#### Goal of the exercise:
Filter the records below down to lines containing "микотоксинов".

#### Material shown:
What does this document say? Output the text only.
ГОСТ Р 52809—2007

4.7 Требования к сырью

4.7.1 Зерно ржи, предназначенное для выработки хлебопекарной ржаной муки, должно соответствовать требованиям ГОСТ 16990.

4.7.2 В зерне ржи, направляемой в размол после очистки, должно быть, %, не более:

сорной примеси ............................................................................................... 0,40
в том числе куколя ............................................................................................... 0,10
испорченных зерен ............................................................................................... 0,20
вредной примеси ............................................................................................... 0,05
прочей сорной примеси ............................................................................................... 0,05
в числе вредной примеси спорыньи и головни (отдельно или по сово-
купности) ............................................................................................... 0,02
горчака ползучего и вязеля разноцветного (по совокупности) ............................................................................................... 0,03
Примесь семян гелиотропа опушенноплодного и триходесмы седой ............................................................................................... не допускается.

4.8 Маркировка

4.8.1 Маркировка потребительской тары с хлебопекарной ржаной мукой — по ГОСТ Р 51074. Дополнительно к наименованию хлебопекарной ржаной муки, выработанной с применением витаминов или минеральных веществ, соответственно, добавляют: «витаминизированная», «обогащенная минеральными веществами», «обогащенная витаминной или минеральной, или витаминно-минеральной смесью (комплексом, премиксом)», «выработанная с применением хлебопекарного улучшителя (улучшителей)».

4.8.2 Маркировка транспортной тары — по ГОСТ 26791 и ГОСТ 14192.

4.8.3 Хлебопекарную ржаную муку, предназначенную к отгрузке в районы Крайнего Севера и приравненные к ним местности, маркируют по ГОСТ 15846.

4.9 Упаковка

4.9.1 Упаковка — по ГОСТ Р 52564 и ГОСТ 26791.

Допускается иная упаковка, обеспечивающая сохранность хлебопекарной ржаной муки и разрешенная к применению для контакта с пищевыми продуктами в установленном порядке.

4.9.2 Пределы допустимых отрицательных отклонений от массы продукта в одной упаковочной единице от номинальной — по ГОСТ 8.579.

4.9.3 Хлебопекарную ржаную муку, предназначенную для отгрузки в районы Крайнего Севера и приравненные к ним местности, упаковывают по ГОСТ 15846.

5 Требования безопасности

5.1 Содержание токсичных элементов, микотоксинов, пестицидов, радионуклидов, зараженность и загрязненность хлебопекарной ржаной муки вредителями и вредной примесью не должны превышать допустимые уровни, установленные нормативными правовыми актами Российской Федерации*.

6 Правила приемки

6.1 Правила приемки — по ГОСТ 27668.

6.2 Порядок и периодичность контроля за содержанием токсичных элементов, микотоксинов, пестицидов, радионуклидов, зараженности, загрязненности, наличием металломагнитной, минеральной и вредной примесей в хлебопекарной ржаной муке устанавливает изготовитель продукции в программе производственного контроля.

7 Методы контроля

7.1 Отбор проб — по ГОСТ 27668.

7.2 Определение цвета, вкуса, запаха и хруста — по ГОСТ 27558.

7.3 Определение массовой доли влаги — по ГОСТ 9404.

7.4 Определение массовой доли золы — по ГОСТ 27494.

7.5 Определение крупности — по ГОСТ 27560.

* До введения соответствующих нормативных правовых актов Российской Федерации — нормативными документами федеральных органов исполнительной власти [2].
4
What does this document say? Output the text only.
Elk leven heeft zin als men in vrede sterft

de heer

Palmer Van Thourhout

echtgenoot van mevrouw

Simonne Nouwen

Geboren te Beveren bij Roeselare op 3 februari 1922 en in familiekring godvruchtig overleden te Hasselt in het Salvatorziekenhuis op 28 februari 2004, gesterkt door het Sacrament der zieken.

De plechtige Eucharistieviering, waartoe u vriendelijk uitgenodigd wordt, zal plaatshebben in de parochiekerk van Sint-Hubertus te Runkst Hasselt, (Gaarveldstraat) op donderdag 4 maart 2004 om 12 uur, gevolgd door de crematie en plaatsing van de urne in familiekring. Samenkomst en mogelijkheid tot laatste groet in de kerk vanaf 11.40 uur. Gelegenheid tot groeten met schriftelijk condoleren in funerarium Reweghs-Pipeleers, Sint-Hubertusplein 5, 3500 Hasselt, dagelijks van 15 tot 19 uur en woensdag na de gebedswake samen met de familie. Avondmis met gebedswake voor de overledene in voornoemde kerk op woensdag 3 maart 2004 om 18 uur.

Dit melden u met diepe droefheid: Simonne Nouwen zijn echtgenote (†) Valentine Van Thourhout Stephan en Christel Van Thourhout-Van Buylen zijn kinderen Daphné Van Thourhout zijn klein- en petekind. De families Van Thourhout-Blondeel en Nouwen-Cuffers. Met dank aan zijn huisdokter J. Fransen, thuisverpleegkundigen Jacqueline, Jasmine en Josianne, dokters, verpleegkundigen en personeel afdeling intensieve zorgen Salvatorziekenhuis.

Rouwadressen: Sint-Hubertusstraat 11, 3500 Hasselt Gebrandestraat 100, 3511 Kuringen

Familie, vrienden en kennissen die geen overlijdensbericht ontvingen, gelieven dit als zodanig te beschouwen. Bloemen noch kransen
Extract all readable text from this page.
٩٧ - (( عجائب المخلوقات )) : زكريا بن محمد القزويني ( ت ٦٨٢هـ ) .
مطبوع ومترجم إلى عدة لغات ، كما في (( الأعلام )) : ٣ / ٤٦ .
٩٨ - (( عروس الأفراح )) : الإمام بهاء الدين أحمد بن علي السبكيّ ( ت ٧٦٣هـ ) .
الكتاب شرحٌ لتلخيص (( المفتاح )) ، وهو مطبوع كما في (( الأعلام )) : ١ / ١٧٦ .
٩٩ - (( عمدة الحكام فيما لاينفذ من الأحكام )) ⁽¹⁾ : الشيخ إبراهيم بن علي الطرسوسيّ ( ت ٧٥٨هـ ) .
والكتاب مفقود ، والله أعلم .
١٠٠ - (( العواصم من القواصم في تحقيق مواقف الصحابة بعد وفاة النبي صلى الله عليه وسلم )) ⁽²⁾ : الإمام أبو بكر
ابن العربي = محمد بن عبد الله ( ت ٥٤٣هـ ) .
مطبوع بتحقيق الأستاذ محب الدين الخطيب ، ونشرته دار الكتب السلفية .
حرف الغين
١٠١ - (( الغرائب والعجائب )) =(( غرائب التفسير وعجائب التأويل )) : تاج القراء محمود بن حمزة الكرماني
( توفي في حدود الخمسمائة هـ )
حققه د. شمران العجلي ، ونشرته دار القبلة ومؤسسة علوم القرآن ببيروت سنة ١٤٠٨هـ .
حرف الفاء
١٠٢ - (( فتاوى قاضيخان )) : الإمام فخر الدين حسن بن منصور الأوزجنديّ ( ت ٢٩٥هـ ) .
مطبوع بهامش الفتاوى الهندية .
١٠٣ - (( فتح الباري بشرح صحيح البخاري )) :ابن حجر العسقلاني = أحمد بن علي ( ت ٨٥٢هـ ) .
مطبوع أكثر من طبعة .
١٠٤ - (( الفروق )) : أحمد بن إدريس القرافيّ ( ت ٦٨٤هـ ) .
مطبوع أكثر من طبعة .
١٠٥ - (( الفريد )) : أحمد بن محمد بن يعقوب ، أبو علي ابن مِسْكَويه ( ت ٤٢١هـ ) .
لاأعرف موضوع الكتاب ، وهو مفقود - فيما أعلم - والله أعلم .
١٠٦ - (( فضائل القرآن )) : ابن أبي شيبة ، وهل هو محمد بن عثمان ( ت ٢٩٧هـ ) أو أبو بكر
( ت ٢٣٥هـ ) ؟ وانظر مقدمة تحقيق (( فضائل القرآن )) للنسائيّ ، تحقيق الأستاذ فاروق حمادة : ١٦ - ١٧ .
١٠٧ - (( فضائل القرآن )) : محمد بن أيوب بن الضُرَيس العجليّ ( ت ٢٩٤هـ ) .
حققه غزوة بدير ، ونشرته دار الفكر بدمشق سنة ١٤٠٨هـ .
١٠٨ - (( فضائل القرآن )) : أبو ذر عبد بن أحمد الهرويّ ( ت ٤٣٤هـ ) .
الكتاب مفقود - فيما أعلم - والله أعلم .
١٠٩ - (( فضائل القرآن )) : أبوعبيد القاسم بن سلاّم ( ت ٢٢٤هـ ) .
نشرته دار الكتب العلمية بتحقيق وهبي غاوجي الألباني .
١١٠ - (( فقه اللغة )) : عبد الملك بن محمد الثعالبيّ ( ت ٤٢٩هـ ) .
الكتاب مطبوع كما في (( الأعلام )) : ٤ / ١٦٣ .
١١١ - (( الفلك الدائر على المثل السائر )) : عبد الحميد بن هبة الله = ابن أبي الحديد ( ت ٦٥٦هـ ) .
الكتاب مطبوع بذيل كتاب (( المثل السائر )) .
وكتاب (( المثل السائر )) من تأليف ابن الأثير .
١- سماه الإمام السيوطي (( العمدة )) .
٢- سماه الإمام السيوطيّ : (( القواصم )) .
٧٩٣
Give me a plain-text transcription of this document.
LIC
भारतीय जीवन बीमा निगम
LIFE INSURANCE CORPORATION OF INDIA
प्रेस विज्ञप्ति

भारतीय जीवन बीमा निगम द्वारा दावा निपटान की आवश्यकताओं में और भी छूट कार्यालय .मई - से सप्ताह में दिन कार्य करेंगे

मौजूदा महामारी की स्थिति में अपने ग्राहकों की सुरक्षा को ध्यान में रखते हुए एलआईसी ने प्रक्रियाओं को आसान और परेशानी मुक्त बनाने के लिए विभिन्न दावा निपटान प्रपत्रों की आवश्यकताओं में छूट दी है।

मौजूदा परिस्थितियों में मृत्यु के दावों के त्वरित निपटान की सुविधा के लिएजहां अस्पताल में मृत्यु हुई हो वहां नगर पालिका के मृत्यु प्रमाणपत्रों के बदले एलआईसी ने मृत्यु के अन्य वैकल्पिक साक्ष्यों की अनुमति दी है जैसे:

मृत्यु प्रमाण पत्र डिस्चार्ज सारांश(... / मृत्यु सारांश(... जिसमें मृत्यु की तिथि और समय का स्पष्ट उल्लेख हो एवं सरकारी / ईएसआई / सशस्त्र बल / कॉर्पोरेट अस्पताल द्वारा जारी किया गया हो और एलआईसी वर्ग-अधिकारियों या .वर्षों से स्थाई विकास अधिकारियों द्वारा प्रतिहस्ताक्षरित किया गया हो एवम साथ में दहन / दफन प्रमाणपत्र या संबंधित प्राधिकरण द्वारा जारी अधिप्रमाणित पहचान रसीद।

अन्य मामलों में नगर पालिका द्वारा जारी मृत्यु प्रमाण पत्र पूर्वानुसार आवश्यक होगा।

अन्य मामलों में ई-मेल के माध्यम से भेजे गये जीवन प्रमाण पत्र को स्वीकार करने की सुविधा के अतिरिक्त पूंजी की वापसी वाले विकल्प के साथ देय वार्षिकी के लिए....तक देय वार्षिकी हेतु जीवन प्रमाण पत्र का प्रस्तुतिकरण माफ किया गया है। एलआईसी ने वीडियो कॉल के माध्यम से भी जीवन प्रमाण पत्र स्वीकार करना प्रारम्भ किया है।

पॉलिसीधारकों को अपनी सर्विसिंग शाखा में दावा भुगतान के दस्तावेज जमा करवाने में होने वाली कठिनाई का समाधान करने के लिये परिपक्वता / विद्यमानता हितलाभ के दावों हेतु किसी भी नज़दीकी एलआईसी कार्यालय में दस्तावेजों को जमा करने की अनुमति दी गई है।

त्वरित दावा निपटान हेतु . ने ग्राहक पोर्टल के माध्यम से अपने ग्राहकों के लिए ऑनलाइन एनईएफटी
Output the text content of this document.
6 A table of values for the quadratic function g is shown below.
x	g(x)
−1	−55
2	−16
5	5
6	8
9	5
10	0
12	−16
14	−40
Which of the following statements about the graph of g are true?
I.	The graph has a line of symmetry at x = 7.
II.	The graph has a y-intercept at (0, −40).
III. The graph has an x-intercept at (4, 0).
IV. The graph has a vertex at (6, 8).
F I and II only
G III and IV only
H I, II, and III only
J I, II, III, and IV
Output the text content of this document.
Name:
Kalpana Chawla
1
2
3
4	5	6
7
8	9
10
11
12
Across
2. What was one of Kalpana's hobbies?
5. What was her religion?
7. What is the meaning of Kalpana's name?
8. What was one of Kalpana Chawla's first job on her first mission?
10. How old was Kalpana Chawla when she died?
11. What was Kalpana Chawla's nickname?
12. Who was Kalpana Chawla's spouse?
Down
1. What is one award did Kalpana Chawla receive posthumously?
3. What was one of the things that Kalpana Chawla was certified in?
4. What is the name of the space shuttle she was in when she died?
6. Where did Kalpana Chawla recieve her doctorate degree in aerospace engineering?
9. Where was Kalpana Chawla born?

#### Exercise response:
5.1 Содержание токсичных элементов, микотоксинов, пестицидов, радионуклидов, зараженность и загрязненность хлебопекарной ржаной муки вредителями и вредной примесью не должны превышать допустимые уровни, установленные нормативными правовыми актами Российской Федерации*.
6.2 Порядок и периодичность контроля за содержанием токсичных элементов, микотоксинов, пестицидов, радионуклидов, зараженности, загрязненности, наличием металломагнитной, минеральной и вредной примесей в хлебопекарной ржаной муке устанавливает изготовитель продукции в программе производственного контроля.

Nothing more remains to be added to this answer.